(Figure collection entries)

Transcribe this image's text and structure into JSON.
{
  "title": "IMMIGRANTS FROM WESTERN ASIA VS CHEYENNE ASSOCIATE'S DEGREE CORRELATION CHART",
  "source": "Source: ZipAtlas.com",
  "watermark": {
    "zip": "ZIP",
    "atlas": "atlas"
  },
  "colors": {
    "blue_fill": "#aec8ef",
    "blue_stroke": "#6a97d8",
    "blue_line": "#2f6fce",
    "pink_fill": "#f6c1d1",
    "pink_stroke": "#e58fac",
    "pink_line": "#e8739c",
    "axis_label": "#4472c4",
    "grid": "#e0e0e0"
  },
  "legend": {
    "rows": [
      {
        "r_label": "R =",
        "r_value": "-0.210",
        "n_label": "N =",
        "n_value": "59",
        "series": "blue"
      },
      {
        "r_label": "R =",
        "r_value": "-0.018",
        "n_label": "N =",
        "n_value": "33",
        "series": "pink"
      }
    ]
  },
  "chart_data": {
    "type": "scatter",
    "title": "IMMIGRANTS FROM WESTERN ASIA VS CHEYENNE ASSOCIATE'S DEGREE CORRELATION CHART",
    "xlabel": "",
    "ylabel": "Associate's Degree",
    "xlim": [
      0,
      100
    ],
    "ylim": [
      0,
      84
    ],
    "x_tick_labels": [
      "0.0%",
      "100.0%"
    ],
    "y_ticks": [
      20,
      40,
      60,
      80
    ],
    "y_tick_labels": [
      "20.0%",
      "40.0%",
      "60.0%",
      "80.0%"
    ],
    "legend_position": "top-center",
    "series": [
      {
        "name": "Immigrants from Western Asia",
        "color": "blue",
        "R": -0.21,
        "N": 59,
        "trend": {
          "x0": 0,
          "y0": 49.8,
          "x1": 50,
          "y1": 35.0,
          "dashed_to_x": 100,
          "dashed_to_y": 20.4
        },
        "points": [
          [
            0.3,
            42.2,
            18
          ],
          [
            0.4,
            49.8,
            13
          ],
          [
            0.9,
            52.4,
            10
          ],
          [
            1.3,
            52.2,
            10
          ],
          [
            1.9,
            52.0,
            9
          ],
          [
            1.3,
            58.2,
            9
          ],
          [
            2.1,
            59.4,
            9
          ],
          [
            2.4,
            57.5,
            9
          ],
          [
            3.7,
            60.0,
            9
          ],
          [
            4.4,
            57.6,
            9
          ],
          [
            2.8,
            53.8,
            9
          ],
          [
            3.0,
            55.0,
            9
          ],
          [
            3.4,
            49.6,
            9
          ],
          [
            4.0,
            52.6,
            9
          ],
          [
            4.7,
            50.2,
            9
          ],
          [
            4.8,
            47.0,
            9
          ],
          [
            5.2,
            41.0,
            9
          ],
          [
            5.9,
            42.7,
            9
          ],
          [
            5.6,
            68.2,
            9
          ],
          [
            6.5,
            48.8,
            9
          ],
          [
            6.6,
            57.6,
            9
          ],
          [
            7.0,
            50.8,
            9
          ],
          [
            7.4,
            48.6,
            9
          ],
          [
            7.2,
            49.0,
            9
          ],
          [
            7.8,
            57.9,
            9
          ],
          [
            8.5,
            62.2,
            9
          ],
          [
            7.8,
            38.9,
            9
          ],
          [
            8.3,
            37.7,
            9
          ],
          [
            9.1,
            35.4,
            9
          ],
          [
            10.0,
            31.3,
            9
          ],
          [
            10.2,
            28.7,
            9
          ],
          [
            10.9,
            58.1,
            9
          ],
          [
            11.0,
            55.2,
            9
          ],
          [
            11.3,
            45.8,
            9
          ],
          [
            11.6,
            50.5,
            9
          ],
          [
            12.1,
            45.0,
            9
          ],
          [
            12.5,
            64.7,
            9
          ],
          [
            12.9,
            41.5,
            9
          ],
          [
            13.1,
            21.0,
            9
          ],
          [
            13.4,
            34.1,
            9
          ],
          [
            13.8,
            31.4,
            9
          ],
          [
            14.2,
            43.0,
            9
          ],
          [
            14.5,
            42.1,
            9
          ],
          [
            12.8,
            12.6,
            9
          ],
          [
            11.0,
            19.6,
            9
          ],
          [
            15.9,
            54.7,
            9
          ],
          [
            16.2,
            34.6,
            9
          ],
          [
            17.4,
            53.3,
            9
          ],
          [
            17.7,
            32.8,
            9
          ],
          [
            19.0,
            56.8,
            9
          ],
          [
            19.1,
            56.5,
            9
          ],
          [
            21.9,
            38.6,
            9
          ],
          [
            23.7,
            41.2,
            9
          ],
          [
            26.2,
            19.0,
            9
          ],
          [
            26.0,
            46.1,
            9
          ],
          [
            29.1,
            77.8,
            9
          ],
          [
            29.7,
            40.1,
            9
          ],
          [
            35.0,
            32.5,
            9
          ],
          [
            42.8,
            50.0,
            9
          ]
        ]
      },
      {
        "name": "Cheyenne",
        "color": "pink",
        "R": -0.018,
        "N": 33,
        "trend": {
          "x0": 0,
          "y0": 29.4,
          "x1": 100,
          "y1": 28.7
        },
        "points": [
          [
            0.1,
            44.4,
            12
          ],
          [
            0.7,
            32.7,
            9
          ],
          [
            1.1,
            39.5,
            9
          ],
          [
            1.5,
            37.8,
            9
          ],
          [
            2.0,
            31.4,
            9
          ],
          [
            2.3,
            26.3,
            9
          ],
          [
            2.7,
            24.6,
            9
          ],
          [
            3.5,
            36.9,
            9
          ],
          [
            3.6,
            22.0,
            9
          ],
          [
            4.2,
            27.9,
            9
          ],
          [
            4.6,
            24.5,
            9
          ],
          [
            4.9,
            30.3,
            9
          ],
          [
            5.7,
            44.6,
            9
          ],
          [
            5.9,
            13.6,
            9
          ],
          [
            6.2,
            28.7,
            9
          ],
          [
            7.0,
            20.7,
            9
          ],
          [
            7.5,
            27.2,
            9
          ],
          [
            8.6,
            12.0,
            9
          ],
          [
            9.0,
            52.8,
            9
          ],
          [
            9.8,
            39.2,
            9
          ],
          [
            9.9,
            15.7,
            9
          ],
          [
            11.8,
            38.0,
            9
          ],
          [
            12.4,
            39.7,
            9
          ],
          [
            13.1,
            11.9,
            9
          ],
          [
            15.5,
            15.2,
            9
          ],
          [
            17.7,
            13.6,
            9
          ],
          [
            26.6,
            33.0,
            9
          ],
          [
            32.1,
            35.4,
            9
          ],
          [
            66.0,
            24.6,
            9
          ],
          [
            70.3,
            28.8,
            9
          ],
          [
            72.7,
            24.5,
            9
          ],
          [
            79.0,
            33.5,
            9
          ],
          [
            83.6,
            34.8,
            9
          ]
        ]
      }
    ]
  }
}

Prompt: Check all the records above and select each line where the string "title" is found.

Correct result:
  "title": "IMMIGRANTS FROM WESTERN ASIA VS CHEYENNE ASSOCIATE'S DEGREE CORRELATION CHART",
    "title": "IMMIGRANTS FROM WESTERN ASIA VS CHEYENNE ASSOCIATE'S DEGREE CORRELATION CHART",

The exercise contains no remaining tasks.